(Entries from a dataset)

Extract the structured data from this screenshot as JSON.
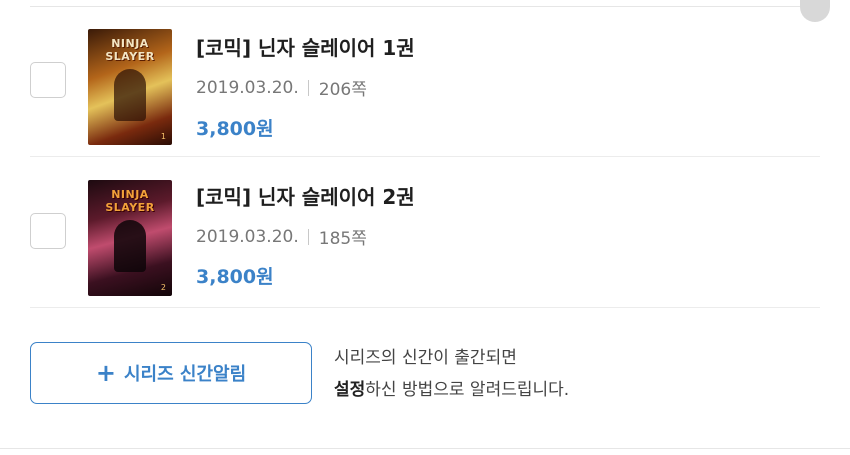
{
  "books": [
    {
      "title": "[코믹] 닌자 슬레이어 1권",
      "date": "2019.03.20.",
      "pages": "206쪽",
      "price": "3,800원",
      "cover_text": "NINJA SLAYER",
      "cover_number": "1"
    },
    {
      "title": "[코믹] 닌자 슬레이어 2권",
      "date": "2019.03.20.",
      "pages": "185쪽",
      "price": "3,800원",
      "cover_text": "NINJA SLAYER",
      "cover_number": "2"
    }
  ],
  "series_alert": {
    "button_label": "시리즈 신간알림",
    "notice_line1": "시리즈의 신간이 출간되면",
    "notice_bold": "설정",
    "notice_rest": "하신 방법으로 알려드립니다."
  },
  "colors": {
    "accent": "#3b82c8",
    "title": "#1f1f1f",
    "meta": "#777777"
  }
}
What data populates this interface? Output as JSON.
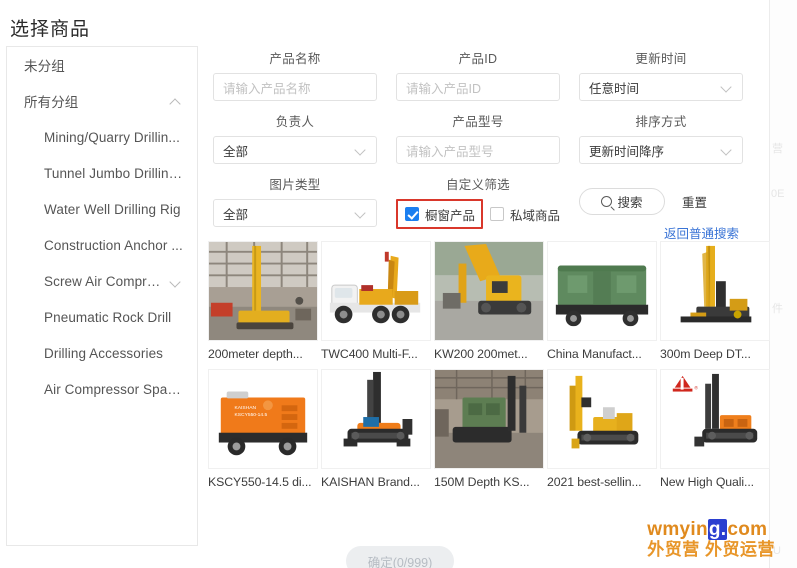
{
  "page": {
    "title": "选择商品"
  },
  "sidebar": {
    "items": [
      {
        "label": "未分组",
        "level": 0,
        "chevron": "none"
      },
      {
        "label": "所有分组",
        "level": 0,
        "chevron": "up"
      },
      {
        "label": "Mining/Quarry Drillin...",
        "level": 1,
        "chevron": "none"
      },
      {
        "label": "Tunnel Jumbo Drilling...",
        "level": 1,
        "chevron": "none"
      },
      {
        "label": "Water Well Drilling Rig",
        "level": 1,
        "chevron": "none"
      },
      {
        "label": "Construction Anchor ...",
        "level": 1,
        "chevron": "none"
      },
      {
        "label": "Screw Air Compressor",
        "level": 1,
        "chevron": "down"
      },
      {
        "label": "Pneumatic Rock Drill",
        "level": 1,
        "chevron": "none"
      },
      {
        "label": "Drilling Accessories",
        "level": 1,
        "chevron": "none"
      },
      {
        "label": "Air Compressor Spare...",
        "level": 1,
        "chevron": "none"
      }
    ]
  },
  "filters": {
    "product_name": {
      "label": "产品名称",
      "placeholder": "请输入产品名称",
      "value": ""
    },
    "product_id": {
      "label": "产品ID",
      "placeholder": "请输入产品ID",
      "value": ""
    },
    "update_time": {
      "label": "更新时间",
      "value": "任意时间"
    },
    "owner": {
      "label": "负责人",
      "value": "全部"
    },
    "product_model": {
      "label": "产品型号",
      "placeholder": "请输入产品型号",
      "value": ""
    },
    "sort_order": {
      "label": "排序方式",
      "value": "更新时间降序"
    },
    "image_type": {
      "label": "图片类型",
      "value": "全部"
    },
    "custom_filter": {
      "label": "自定义筛选",
      "showcase": {
        "label": "橱窗产品",
        "checked": true,
        "highlighted": true
      },
      "private": {
        "label": "私域商品",
        "checked": false,
        "highlighted": false
      }
    },
    "highlight_color": "#d9372b"
  },
  "actions": {
    "search_label": "搜索",
    "reset_label": "重置",
    "back_link_label": "返回普通搜索",
    "link_color": "#3a74d6"
  },
  "products": [
    {
      "caption": "200meter depth...",
      "art": "rig-indoor"
    },
    {
      "caption": "TWC400 Multi-F...",
      "art": "truck-rig"
    },
    {
      "caption": "KW200 200met...",
      "art": "crawler-yellow"
    },
    {
      "caption": "China Manufact...",
      "art": "green-compressor"
    },
    {
      "caption": "300m Deep DT...",
      "art": "rig-white-bg"
    },
    {
      "caption": "KSCY550-14.5 di...",
      "art": "orange-compressor"
    },
    {
      "caption": "KAISHAN Brand...",
      "art": "black-crawler-rig"
    },
    {
      "caption": "150M Depth KS...",
      "art": "green-crawler"
    },
    {
      "caption": "2021 best-sellin...",
      "art": "yellow-drill-crawler"
    },
    {
      "caption": "New High Quali...",
      "art": "orange-drill-logo"
    }
  ],
  "footer": {
    "confirm_label": "确定(0/999)"
  },
  "watermark": {
    "line1_a": "wmyin",
    "line1_blue": "g.",
    "line1_b": "com",
    "line2": "外贸营 外贸运营",
    "color": "#e08a1e",
    "accent": "#2b3fd0"
  }
}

TASK>
Each record above should be copied character for character, with pictures dropped.

REPLY>
Extract the structured data from this screenshot as JSON.
{
  "books": [
    {
      "title": "[코믹] 닌자 슬레이어 1권",
      "date": "2019.03.20.",
      "pages": "206쪽",
      "price": "3,800원",
      "cover_text": "NINJA SLAYER",
      "cover_number": "1"
    },
    {
      "title": "[코믹] 닌자 슬레이어 2권",
      "date": "2019.03.20.",
      "pages": "185쪽",
      "price": "3,800원",
      "cover_text": "NINJA SLAYER",
      "cover_number": "2"
    }
  ],
  "series_alert": {
    "button_label": "시리즈 신간알림",
    "notice_line1": "시리즈의 신간이 출간되면",
    "notice_bold": "설정",
    "notice_rest": "하신 방법으로 알려드립니다."
  },
  "colors": {
    "accent": "#3b82c8",
    "title": "#1f1f1f",
    "meta": "#777777"
  }
}
What data populates this interface? Output as JSON.
{
  "page": {
    "title": "选择商品"
  },
  "sidebar": {
    "items": [
      {
        "label": "未分组",
        "level": 0,
        "chevron": "none"
      },
      {
        "label": "所有分组",
        "level": 0,
        "chevron": "up"
      },
      {
        "label": "Mining/Quarry Drillin...",
        "level": 1,
        "chevron": "none"
      },
      {
        "label": "Tunnel Jumbo Drilling...",
        "level": 1,
        "chevron": "none"
      },
      {
        "label": "Water Well Drilling Rig",
        "level": 1,
        "chevron": "none"
      },
      {
        "label": "Construction Anchor ...",
        "level": 1,
        "chevron": "none"
      },
      {
        "label": "Screw Air Compressor",
        "level": 1,
        "chevron": "down"
      },
      {
        "label": "Pneumatic Rock Drill",
        "level": 1,
        "chevron": "none"
      },
      {
        "label": "Drilling Accessories",
        "level": 1,
        "chevron": "none"
      },
      {
        "label": "Air Compressor Spare...",
        "level": 1,
        "chevron": "none"
      }
    ]
  },
  "filters": {
    "product_name": {
      "label": "产品名称",
      "placeholder": "请输入产品名称",
      "value": ""
    },
    "product_id": {
      "label": "产品ID",
      "placeholder": "请输入产品ID",
      "value": ""
    },
    "update_time": {
      "label": "更新时间",
      "value": "任意时间"
    },
    "owner": {
      "label": "负责人",
      "value": "全部"
    },
    "product_model": {
      "label": "产品型号",
      "placeholder": "请输入产品型号",
      "value": ""
    },
    "sort_order": {
      "label": "排序方式",
      "value": "更新时间降序"
    },
    "image_type": {
      "label": "图片类型",
      "value": "全部"
    },
    "custom_filter": {
      "label": "自定义筛选",
      "showcase": {
        "label": "橱窗产品",
        "checked": true,
        "highlighted": true
      },
      "private": {
        "label": "私域商品",
        "checked": false,
        "highlighted": false
      }
    },
    "highlight_color": "#d9372b"
  },
  "actions": {
    "search_label": "搜索",
    "reset_label": "重置",
    "back_link_label": "返回普通搜索",
    "link_color": "#3a74d6"
  },
  "products": [
    {
      "caption": "200meter depth...",
      "art": "rig-indoor"
    },
    {
      "caption": "TWC400 Multi-F...",
      "art": "truck-rig"
    },
    {
      "caption": "KW200 200met...",
      "art": "crawler-yellow"
    },
    {
      "caption": "China Manufact...",
      "art": "green-compressor"
    },
    {
      "caption": "300m Deep DT...",
      "art": "rig-white-bg"
    },
    {
      "caption": "KSCY550-14.5 di...",
      "art": "orange-compressor"
    },
    {
      "caption": "KAISHAN Brand...",
      "art": "black-crawler-rig"
    },
    {
      "caption": "150M Depth KS...",
      "art": "green-crawler"
    },
    {
      "caption": "2021 best-sellin...",
      "art": "yellow-drill-crawler"
    },
    {
      "caption": "New High Quali...",
      "art": "orange-drill-logo"
    }
  ],
  "footer": {
    "confirm_label": "确定(0/999)"
  },
  "watermark": {
    "line1_a": "wmyin",
    "line1_blue": "g.",
    "line1_b": "com",
    "line2": "外贸营 外贸运营",
    "color": "#e08a1e",
    "accent": "#2b3fd0"
  }
}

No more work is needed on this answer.